- [Tasks to complete]:
[1] List the places where the opening post of the forum thread asks whether people meet members of the opposite sex.
[2] According to the forum thread, which venue is full of very aggressive cougars on a Sunday night?

- [Selected extract]:
#####
Administrator. Graeme
Staff member
so those that are still in the field , how do you meet members opposite sex

do you do the old traditional way of at the pub/club
at the supermarket
at the gym?
rohypnols?

online?
 
If hear you put a banana in the child seat of your trolley and face it toward mecca, it means you are making yourself available for jewish closet homosexuals.
 
You can meet great women anywhere. The secret is to just say hello, in a non creepy El Teste hoodyrapist stalker panty sniffing type of way.
 
Woody, where's the fun in that mane? ;)




TB.jpg
 
You can meet great women anywhere. The secret is to just say hello, in a non creepy El Teste hoodyrapist stalker panty sniffing type of way.

Boom, they are everywhere, best responses are in normal places, they r suprised and flatteed, makes their day, in a club, they expect to be sleazed on, so different vibe.

Young kunce with 90s technology clean up online.
[MENTION=12407]Undercover[/MENTION] ; this reminds me, haven't been there in a while, but I expect it's till the same, Slony Pony in PM on a Sunday night, full to the brim with very aggressive cougars, will blow your mind, I've picked up between entering the front door and 1/2 way to the bar, not even one drink, was in the joint 7-10 seconds before I was walking back out with a cougar attached to me.
It's beyond words, you literally get molestered in there, bruises on your arse from being pinched every 2-3 minutes and lipstick all over you, expect you'd be quite a regular there, if not, deny yourself no longer, it's a fuken circus. Prince Alfred Hotel was the same, if you have some hair and most of your own teeth you're getting dragged to the cougar den, dead or alive.
 
When I was in jail they used to say there is no gender when your dick is being sucked properly.

i tend to think it's true, but fuck it makes it easier to nut when you look down at long well kept hair.
 
When I was in jail they used to say there is no gender when your dick is being sucked properly.

i tend to think it's true, but fuck it makes it easier to nut when you look down at long well kept hair.

Boobcat bro?
 
Boom, they are everywhere, best responses are in normal places, they r suprised and flatteed, makes their day, in a club, they expect to be sleazed on, so different vibe.

Young kunce with 90s technology clean up online.
@Undercover ; this reminds me, haven't been there in a while, but I expect it's till the same, Slony Pony in PM on a Sunday night, full to the brim with very aggressive cougars, will blow your mind, I've picked up between entering the front door and 1/2 way to the bar, not even one drink, was in the joint 7-10 seconds before I was walking back out with a cougar attached to me.
#####
- [Data extract]:
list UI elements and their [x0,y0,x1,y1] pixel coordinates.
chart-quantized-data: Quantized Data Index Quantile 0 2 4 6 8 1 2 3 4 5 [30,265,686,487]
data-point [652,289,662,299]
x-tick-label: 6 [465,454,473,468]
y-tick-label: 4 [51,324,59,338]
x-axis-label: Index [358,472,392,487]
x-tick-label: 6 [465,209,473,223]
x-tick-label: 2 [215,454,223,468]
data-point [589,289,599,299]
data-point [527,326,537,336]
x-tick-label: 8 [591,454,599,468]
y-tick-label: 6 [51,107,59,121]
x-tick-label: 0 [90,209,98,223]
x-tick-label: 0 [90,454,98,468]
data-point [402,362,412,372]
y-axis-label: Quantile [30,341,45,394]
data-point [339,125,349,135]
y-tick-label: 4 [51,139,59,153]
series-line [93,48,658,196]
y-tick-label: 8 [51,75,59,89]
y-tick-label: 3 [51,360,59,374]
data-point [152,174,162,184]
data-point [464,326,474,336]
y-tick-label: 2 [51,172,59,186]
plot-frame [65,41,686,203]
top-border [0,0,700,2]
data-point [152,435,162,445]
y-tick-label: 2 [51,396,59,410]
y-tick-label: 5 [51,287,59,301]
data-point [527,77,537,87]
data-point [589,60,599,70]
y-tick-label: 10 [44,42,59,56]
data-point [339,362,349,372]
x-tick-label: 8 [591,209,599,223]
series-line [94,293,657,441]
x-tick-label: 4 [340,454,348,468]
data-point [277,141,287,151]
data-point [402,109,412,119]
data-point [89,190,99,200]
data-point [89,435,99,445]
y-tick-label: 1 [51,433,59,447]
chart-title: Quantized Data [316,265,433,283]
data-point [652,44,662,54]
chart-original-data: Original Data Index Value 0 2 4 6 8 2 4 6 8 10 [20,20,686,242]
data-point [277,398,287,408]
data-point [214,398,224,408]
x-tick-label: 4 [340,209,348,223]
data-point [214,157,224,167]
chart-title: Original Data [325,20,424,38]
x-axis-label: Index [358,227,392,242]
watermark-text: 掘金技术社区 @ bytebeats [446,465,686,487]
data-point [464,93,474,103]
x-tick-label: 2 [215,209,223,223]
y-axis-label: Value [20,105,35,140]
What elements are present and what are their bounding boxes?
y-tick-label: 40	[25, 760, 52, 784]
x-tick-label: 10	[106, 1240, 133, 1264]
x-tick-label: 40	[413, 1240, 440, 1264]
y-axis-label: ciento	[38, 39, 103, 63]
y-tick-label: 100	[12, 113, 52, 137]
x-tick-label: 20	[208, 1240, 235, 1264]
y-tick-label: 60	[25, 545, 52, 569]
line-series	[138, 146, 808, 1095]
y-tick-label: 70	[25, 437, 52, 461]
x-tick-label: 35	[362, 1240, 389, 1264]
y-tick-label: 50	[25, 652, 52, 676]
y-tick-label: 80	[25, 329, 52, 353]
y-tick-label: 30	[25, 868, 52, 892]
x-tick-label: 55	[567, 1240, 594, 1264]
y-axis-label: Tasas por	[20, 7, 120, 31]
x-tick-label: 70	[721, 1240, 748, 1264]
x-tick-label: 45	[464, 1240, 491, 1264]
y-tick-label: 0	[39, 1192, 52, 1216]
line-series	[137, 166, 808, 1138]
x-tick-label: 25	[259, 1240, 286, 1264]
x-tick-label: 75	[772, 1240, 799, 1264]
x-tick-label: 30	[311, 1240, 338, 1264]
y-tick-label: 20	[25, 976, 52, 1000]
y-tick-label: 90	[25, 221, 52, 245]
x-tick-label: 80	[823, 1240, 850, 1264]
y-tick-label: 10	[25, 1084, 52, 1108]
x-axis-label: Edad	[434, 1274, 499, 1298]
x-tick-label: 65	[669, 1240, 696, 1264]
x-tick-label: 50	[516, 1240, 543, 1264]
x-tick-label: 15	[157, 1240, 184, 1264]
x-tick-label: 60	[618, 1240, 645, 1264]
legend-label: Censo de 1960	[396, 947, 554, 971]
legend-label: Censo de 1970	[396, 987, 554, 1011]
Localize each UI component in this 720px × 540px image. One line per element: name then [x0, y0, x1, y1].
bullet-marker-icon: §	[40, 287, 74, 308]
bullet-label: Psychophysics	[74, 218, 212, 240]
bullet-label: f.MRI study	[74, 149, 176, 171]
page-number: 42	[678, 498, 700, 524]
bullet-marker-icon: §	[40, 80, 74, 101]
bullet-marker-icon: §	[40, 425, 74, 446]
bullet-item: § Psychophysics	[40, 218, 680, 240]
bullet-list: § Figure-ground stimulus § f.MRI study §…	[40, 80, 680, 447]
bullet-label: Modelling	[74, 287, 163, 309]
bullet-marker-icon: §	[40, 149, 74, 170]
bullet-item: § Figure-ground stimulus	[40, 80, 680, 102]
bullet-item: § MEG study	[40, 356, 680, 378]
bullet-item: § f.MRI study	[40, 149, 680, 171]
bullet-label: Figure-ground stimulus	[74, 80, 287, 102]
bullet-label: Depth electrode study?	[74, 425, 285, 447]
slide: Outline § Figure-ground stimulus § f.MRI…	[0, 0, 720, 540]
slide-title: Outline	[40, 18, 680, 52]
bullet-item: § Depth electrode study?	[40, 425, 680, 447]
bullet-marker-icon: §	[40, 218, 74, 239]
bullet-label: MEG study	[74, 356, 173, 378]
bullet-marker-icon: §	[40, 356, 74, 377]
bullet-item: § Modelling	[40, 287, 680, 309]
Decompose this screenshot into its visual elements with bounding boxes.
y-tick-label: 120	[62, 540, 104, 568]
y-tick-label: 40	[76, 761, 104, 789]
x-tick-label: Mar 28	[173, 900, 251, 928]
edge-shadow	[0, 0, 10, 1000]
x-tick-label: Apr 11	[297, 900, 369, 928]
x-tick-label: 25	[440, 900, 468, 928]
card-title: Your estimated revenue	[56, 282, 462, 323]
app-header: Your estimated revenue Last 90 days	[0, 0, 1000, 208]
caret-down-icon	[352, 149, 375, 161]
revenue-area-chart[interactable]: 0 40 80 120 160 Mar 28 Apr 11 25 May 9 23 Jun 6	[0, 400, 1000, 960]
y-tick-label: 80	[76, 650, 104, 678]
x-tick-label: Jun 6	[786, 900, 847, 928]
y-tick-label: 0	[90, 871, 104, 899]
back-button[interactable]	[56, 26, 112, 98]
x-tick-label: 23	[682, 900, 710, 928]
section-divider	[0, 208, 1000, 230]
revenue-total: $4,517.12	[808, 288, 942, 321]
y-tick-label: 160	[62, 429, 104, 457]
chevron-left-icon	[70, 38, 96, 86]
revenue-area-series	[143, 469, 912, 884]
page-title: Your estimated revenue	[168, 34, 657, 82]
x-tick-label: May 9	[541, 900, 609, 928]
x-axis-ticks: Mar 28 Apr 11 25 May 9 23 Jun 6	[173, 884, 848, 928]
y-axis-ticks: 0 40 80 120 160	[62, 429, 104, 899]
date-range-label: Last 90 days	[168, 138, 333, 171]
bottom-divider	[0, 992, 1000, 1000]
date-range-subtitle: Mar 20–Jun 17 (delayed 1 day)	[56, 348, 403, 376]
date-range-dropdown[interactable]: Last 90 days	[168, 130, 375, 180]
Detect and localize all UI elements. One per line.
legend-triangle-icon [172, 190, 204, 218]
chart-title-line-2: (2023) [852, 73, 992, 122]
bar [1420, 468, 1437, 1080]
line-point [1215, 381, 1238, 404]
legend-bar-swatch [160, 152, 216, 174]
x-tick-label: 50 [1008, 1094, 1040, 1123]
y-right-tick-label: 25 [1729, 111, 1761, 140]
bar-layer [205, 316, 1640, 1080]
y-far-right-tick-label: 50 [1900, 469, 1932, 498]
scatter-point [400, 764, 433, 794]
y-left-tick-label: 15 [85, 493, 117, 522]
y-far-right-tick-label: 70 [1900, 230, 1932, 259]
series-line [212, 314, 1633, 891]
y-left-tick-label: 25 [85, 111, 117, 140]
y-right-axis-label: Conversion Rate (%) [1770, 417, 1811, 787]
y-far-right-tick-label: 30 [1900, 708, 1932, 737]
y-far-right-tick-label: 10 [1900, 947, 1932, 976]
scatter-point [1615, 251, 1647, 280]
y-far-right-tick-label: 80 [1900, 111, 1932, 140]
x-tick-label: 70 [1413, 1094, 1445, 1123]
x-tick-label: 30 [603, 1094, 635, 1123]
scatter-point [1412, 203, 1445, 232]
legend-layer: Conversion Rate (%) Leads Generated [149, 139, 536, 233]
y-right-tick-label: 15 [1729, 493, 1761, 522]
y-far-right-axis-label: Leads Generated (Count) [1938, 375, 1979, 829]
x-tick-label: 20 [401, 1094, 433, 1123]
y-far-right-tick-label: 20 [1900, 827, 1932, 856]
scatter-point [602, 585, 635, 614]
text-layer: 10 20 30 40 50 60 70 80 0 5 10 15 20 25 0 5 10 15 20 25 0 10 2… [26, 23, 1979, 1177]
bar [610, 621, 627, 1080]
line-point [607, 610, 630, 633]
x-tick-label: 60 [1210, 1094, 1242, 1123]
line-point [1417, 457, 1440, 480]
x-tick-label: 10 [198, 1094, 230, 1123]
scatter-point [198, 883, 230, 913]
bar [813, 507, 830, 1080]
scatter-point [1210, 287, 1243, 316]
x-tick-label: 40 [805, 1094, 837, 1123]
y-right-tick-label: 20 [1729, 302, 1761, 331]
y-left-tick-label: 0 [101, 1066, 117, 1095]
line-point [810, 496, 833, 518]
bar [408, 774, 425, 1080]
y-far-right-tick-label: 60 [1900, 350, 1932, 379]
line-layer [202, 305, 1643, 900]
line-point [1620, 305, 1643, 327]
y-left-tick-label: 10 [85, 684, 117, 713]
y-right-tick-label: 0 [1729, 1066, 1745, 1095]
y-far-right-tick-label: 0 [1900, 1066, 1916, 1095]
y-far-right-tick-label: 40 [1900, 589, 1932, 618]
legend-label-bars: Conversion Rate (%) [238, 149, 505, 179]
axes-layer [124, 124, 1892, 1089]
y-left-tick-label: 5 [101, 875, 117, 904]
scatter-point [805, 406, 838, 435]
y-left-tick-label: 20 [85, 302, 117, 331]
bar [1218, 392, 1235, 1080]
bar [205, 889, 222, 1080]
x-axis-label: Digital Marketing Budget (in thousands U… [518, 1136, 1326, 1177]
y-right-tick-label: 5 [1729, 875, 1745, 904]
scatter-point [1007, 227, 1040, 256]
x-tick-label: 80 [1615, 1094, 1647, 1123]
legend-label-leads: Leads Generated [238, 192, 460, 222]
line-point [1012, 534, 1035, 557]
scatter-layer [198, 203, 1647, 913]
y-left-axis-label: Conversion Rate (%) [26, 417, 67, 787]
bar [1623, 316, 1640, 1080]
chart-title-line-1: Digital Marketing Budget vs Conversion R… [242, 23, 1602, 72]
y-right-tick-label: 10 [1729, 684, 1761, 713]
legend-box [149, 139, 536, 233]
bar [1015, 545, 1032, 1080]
#####
- [Results of the tasks]:
[1] The pub or club, the supermarket, the gym, and online.

[2] Slony Pony in PM.